Show only lines that include "Annual".

-- start Extracted data --

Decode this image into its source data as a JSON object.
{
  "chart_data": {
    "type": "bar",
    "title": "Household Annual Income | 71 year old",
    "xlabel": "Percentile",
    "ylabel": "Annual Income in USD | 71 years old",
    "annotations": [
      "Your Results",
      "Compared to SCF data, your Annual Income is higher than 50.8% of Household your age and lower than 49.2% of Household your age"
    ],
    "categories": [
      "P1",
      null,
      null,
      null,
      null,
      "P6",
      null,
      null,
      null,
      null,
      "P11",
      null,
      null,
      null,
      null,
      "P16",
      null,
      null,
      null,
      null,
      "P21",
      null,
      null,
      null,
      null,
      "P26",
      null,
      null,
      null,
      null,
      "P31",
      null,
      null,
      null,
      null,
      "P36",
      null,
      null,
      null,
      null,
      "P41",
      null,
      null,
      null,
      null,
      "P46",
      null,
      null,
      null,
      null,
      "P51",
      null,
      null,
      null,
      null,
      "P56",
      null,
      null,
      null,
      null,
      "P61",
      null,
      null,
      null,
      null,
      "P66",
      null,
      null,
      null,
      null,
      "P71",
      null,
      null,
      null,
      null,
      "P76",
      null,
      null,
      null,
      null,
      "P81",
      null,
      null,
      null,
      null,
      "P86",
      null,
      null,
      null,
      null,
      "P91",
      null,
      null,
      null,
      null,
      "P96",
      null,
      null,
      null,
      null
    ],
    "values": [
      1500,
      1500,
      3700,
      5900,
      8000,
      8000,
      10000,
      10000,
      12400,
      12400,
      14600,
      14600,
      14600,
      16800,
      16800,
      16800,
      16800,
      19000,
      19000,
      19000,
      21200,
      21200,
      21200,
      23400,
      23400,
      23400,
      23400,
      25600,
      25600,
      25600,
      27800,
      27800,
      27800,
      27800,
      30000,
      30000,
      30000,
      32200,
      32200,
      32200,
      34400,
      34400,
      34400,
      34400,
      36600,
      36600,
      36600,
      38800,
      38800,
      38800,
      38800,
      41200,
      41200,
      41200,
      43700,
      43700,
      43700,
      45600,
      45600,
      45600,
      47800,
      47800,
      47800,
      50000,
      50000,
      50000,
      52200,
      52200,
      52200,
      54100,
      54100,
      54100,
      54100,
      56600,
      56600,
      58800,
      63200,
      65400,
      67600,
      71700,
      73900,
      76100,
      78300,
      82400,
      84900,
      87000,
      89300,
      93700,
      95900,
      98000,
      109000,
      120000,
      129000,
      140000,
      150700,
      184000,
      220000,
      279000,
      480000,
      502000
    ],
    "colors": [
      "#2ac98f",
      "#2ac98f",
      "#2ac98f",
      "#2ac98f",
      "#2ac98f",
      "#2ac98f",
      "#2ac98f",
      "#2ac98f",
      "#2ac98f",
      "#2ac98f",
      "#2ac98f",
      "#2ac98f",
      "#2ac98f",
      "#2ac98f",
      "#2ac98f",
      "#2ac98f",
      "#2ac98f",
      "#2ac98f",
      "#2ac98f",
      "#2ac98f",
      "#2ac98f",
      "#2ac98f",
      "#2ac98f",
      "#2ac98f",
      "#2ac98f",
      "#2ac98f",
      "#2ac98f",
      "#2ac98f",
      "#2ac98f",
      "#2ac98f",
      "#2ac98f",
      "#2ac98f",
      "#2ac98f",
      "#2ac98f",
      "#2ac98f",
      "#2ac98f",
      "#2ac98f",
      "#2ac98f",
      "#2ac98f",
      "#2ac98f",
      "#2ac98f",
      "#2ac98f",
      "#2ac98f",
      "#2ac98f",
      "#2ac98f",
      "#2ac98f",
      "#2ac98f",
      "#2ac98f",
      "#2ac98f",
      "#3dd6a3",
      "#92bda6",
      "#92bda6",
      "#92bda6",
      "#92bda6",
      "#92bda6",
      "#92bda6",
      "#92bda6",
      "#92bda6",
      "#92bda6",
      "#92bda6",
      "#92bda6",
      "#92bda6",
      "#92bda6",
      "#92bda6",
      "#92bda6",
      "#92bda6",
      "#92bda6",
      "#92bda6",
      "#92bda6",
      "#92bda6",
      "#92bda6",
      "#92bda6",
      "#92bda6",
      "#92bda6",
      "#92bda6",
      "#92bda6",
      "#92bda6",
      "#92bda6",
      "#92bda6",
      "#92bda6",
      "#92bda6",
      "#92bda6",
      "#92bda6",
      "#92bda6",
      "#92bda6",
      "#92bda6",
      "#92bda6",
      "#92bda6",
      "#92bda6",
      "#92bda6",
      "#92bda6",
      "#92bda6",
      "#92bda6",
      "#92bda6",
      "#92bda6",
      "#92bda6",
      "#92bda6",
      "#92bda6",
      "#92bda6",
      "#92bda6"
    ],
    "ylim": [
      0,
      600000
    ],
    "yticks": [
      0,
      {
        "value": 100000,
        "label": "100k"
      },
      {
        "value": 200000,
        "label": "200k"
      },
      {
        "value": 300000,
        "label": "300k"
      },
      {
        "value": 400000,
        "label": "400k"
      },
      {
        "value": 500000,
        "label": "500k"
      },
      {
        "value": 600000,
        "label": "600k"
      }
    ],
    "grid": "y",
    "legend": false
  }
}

-- end Extracted data --

_Task solution_.
    "title": "Household Annual Income | 71 year old",
    "ylabel": "Annual Income in USD | 71 years old",
      "Compared to SCF data, your Annual Income is higher than 50.8% of Household your age and lower than 49.2% of Household your age"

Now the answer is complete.